# EXCERPT TO READ
It is uncertain whether Caesar actually wanted to be king or not (Le Glay et al 2009, 158).  Dio claims that although Julius Caesar pretended to shun the title of monarch, in reality he desired it (Dio, Book 44, 11).  On the other hand, Carson (1957, 52) asks that because Julius Caesar had already achieved all the substance of power that he needed, why should he seek the outward forms of it which might arouse political antagonisms?  An alternative theory is that the Roman patricians were more concerned about the indefinite continuance of Julius Caesar’s substantive threat to their own power than the symbolic restoration of the monarchy; and that the latter explanation was a moral and political justification for the assassination after it was done (Carson 1957, 53).  In support of this theory is the fact that Caesar doubled the number of quaestors, appointed an additional praetor and increased the number of senators to 900.  These changes were regarded by the old nobility as an unpardonable offence because they would result in diluting the Senate and patrician ranks with ‘upstarts’ from the Italian peninsula and the provinces (Marsh and Scullard 1971, 19; Kershaw 2013, 29; Le Glay et al 2009, 157).

Whether Caesar was assassinated to prevent a restoration of the monarchy, or to protect the power of the patrician senators (or both), there is a paradox between the assassination of Caesar for either of these reasons and the subsequent rise of Augustus as the first Roman Emperor.  This is because the Emperor in effect became a monarch and diminished the power of the Senate, as I shall now explain.

# MATERIAL SHOWN
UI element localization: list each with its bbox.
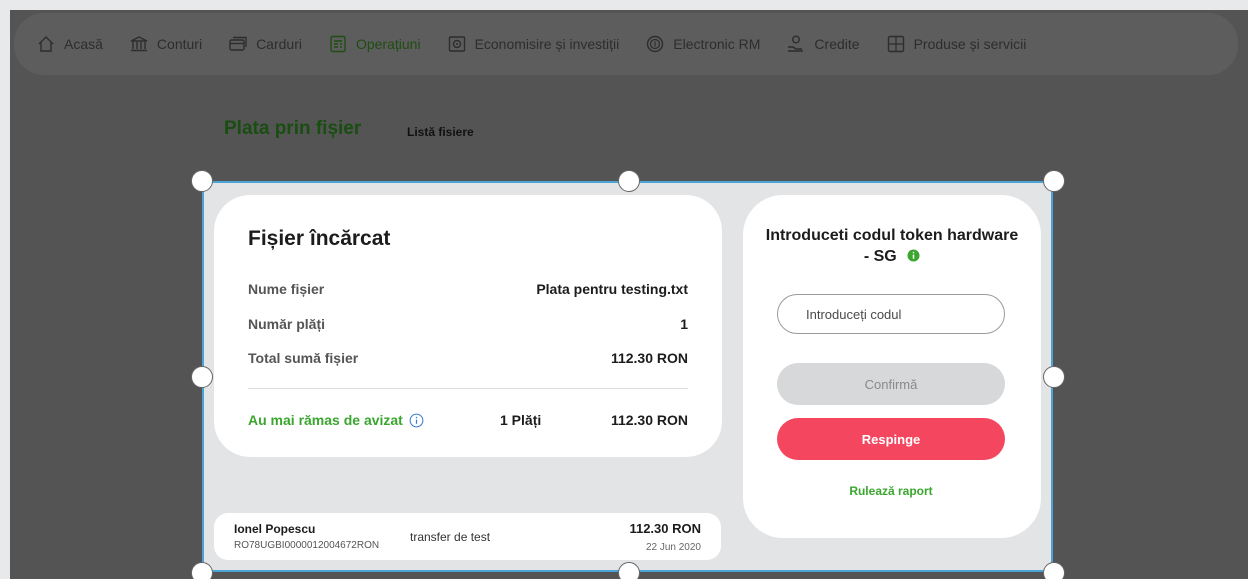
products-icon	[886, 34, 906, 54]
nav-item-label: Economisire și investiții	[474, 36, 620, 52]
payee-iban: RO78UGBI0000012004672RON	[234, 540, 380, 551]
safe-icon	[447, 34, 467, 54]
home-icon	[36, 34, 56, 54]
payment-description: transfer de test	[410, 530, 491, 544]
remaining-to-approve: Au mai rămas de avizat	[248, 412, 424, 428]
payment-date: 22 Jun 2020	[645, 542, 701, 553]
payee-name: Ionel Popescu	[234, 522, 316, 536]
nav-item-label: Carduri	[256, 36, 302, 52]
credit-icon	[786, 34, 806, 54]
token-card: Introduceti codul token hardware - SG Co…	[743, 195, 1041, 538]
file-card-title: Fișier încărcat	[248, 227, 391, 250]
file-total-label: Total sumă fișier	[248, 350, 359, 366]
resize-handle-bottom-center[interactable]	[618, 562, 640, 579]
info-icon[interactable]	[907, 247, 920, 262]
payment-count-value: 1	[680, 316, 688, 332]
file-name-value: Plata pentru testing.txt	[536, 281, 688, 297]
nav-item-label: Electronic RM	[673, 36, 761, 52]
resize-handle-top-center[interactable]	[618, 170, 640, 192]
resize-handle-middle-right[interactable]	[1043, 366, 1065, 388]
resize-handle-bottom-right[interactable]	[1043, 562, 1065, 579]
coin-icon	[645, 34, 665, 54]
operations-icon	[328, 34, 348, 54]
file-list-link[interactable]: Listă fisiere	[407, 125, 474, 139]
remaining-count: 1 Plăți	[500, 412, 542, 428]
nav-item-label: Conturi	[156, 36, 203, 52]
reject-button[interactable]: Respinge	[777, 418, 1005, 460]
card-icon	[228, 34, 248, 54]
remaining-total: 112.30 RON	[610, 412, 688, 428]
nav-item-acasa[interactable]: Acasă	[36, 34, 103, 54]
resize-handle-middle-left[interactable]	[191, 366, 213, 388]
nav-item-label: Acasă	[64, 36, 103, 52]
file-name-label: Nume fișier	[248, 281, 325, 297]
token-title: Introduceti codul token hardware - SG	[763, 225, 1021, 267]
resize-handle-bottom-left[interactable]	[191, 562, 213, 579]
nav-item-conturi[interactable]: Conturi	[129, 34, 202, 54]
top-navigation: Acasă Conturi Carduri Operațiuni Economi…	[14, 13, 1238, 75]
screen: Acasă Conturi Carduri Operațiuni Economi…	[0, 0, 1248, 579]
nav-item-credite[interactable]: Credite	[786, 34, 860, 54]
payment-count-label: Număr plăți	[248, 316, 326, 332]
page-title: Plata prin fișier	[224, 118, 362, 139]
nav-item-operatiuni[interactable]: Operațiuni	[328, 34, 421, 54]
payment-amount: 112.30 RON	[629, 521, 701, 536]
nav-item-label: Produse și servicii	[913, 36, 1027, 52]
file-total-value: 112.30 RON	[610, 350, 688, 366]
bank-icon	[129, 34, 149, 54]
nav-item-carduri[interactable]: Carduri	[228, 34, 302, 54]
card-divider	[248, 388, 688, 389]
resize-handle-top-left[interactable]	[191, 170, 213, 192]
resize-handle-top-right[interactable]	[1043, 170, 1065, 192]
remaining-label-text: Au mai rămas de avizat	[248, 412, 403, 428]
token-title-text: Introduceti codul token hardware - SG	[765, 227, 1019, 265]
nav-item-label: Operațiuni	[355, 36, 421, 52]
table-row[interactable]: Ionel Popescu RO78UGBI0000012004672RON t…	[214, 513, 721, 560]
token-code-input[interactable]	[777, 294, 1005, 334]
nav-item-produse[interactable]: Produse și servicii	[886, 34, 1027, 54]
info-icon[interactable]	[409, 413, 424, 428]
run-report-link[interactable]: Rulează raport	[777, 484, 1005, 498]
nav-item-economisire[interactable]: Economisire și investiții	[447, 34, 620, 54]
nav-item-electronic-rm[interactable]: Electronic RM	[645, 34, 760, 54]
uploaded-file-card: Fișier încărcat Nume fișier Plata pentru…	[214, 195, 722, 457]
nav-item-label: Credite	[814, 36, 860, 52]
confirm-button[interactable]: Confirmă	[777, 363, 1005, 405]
---
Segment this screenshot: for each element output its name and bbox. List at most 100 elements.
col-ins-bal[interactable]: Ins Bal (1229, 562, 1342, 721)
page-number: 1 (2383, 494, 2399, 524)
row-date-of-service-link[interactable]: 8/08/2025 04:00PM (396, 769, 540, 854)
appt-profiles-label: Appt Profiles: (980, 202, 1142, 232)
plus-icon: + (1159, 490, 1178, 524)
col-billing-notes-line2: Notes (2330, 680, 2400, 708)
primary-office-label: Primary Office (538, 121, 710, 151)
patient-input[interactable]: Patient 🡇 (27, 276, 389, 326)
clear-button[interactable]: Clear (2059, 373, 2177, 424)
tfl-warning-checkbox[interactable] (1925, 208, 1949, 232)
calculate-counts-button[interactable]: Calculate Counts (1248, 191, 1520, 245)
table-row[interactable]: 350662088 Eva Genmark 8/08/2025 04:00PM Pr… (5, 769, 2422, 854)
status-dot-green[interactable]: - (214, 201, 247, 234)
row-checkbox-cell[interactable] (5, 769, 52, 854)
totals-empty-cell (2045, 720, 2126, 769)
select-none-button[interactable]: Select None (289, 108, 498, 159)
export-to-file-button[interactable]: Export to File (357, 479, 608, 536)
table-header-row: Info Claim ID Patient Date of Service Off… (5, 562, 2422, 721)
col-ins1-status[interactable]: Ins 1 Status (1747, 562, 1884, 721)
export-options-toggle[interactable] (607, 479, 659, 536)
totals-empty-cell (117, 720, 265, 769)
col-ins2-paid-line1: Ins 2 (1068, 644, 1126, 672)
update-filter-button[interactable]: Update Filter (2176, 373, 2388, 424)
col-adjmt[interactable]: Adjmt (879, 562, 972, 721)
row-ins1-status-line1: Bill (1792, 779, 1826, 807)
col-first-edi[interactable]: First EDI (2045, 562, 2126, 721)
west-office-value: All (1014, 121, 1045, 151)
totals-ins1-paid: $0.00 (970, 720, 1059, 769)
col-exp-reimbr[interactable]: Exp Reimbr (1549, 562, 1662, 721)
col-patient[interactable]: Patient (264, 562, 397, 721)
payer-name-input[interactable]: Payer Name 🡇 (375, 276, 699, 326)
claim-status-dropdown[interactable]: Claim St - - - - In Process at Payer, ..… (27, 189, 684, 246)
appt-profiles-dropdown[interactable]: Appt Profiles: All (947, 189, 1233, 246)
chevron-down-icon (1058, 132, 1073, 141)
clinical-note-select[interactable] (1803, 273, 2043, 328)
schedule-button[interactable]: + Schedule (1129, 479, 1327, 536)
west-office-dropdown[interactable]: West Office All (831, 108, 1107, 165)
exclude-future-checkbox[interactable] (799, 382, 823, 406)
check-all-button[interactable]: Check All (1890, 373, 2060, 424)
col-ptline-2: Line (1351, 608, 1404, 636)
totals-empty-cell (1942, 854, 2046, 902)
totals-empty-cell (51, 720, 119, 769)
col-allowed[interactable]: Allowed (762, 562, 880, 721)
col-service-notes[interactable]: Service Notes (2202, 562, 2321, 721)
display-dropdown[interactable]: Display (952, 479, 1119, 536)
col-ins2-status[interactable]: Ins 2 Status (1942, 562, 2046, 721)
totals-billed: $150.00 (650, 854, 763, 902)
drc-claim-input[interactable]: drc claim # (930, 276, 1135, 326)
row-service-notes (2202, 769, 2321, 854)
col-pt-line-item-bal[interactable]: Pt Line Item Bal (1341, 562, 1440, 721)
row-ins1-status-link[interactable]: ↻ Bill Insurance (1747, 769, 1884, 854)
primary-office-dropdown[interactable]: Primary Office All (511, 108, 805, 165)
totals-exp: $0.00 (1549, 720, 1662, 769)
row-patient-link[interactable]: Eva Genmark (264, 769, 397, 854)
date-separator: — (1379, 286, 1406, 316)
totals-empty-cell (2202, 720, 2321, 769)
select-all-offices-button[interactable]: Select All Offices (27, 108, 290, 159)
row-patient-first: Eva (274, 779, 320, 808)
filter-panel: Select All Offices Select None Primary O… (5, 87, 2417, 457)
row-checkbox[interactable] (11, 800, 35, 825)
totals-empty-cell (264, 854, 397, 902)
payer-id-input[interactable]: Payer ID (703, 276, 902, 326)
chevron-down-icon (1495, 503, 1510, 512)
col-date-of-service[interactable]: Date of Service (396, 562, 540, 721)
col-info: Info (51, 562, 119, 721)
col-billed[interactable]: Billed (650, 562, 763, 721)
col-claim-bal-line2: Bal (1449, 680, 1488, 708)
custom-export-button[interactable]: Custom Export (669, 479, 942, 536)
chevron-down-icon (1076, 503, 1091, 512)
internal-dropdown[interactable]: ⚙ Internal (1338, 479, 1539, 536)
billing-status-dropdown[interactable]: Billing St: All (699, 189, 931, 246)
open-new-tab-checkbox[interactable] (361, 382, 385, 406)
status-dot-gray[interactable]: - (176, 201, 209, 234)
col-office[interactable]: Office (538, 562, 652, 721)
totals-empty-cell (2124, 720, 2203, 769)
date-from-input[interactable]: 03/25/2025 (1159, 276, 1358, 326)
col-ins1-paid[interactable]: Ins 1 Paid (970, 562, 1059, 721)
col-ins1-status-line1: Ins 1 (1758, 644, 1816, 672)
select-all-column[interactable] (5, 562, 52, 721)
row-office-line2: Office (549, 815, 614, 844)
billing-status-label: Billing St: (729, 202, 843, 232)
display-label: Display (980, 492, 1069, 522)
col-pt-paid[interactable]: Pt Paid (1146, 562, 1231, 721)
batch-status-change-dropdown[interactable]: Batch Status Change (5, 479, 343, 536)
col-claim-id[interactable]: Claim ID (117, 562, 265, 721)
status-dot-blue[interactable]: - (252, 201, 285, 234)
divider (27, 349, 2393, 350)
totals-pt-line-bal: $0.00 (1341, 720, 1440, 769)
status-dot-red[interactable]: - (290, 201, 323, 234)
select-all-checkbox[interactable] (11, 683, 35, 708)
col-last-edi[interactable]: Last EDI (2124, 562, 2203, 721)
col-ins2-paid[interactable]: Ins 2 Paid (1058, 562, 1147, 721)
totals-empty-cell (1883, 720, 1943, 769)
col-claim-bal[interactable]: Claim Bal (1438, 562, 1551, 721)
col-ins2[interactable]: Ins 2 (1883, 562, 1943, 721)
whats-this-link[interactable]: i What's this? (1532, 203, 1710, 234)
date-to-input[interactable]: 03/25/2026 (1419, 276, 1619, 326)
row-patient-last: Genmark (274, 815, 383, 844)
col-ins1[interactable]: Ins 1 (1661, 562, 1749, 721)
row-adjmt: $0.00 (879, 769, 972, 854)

# DIRECTIONS FOR THIS TASK
Retype the passage above about why Caesar was assassinated, word for word and in full.

# TASK RESULT
It is uncertain whether Caesar actually wanted to be king or not (Le Glay et al 2009, 158).  Dio claims that although Julius Caesar pretended to shun the title of monarch, in reality he desired it (Dio, Book 44, 11).  On the other hand, Carson (1957, 52) asks that because Julius Caesar had already achieved all the substance of power that he needed, why should he seek the outward forms of it which might arouse political antagonisms?  An alternative theory is that the Roman patricians were more concerned about the indefinite continuance of Julius Caesar’s substantive threat to their own power than the symbolic restoration of the monarchy; and that the latter explanation was a moral and political justification for the assassination after it was done (Carson 1957, 53).  In support of this theory is the fact that Caesar doubled the number of quaestors, appointed an additional praetor and increased the number of senators to 900.  These changes were regarded by the old nobility as an unpardonable offence because they would result in diluting the Senate and patrician ranks with ‘upstarts’ from the Italian peninsula and the provinces (Marsh and Scullard 1971, 19; Kershaw 2013, 29; Le Glay et al 2009, 157).

Whether Caesar was assassinated to prevent a restoration of the monarchy, or to protect the power of the patrician senators (or both), there is a paradox between the assassination of Caesar for either of these reasons and the subsequent rise of Augustus as the first Roman Emperor.  This is because the Emperor in effect became a monarch and diminished the power of the Senate, as I shall now explain.